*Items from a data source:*
-- Begin --

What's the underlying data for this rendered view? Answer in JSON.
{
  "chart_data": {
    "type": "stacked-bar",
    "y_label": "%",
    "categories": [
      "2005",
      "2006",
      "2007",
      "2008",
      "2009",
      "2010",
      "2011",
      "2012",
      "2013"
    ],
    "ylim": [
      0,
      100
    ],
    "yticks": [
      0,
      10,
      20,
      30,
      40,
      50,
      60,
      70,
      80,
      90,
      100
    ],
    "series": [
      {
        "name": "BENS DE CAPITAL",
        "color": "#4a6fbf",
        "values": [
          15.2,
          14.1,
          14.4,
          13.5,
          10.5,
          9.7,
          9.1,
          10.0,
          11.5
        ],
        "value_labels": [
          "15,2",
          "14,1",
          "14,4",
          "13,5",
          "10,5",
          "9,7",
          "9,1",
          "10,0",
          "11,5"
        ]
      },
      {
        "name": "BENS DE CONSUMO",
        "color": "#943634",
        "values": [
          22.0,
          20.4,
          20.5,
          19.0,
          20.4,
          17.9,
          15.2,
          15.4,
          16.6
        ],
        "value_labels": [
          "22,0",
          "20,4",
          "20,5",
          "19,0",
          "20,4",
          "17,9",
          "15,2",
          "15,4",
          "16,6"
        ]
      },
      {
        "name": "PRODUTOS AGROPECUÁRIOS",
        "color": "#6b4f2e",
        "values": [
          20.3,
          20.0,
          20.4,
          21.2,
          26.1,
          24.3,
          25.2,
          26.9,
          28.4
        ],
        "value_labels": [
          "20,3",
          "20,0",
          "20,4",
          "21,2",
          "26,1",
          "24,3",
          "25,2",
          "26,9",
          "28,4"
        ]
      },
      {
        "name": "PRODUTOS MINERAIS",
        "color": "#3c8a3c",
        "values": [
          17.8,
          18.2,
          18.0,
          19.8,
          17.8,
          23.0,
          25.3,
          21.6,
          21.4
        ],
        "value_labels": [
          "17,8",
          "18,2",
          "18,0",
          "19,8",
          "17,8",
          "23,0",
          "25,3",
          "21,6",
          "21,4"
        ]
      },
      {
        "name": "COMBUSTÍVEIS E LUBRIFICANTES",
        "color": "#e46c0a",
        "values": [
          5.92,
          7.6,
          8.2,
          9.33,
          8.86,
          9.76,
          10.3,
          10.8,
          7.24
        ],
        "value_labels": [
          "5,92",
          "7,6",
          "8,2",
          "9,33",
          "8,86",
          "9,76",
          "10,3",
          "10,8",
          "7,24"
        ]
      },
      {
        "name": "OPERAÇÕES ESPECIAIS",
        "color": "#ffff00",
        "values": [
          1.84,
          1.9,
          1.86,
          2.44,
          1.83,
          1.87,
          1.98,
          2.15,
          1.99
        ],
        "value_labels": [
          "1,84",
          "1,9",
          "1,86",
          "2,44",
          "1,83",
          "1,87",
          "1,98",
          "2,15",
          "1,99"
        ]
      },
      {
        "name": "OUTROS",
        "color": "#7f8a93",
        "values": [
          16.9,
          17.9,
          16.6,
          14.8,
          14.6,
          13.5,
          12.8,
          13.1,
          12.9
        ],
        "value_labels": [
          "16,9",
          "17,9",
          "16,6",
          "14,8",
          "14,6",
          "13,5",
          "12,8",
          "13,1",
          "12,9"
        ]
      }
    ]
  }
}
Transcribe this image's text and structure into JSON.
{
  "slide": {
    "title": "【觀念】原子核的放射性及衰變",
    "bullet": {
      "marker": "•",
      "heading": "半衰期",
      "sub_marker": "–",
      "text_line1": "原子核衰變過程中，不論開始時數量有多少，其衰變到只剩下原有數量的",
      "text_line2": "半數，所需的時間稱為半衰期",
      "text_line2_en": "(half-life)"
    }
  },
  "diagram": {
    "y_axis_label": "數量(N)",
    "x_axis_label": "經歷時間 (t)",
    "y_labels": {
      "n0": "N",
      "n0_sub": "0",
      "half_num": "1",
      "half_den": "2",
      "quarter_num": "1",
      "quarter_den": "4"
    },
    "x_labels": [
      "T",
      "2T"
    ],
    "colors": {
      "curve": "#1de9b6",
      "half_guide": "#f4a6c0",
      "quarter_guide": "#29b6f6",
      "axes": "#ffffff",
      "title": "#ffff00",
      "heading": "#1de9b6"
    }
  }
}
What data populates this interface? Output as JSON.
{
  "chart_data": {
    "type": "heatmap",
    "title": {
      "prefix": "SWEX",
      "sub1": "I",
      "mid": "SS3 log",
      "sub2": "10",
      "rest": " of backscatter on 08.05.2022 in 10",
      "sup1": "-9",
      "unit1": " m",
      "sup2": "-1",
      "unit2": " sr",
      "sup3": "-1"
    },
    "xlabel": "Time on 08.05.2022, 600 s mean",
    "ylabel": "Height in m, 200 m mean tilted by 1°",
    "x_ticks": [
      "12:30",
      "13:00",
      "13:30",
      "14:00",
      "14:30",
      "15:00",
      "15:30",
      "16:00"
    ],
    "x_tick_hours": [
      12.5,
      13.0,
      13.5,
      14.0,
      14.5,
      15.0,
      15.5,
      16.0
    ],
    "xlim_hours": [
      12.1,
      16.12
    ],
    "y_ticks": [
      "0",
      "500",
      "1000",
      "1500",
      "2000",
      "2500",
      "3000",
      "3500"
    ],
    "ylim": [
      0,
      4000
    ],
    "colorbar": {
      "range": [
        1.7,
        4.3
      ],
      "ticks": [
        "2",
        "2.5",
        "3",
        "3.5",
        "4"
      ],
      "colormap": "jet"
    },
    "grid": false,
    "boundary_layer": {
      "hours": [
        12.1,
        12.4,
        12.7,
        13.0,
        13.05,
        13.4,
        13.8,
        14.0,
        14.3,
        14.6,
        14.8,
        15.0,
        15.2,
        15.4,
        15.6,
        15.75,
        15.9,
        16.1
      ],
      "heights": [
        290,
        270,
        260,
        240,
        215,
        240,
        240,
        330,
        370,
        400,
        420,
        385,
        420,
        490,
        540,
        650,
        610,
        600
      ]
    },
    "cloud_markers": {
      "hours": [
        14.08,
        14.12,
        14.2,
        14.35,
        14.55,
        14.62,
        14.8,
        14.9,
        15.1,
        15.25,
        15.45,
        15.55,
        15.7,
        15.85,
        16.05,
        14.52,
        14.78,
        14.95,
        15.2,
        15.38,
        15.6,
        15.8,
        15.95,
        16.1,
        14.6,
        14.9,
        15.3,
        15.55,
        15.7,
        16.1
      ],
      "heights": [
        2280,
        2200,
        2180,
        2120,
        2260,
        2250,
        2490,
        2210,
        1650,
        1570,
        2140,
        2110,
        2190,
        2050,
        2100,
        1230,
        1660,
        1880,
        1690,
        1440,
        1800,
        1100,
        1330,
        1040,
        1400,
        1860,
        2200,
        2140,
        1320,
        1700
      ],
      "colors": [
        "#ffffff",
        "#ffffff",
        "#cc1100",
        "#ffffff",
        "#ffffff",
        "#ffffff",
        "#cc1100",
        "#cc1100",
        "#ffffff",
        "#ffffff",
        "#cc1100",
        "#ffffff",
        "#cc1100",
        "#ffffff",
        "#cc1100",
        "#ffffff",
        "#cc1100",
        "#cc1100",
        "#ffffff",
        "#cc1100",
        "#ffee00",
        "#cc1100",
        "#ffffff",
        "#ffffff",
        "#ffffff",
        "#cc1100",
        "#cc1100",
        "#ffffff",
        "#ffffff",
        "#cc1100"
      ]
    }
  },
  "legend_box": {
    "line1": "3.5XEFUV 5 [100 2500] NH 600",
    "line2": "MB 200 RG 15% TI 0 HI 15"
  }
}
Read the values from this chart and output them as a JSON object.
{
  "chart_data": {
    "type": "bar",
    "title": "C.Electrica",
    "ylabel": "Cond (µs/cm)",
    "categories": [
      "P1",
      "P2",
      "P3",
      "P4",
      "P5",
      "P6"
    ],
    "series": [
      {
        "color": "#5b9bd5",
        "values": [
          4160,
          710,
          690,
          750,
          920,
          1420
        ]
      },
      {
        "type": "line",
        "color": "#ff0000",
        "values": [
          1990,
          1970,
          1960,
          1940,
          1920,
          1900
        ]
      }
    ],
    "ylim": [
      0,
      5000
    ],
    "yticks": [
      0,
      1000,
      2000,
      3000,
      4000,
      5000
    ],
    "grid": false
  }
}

-- End --

*AIM:* From the records above, report the count of lines containing "this" and nothing more.

*TASK ANSWER:* 4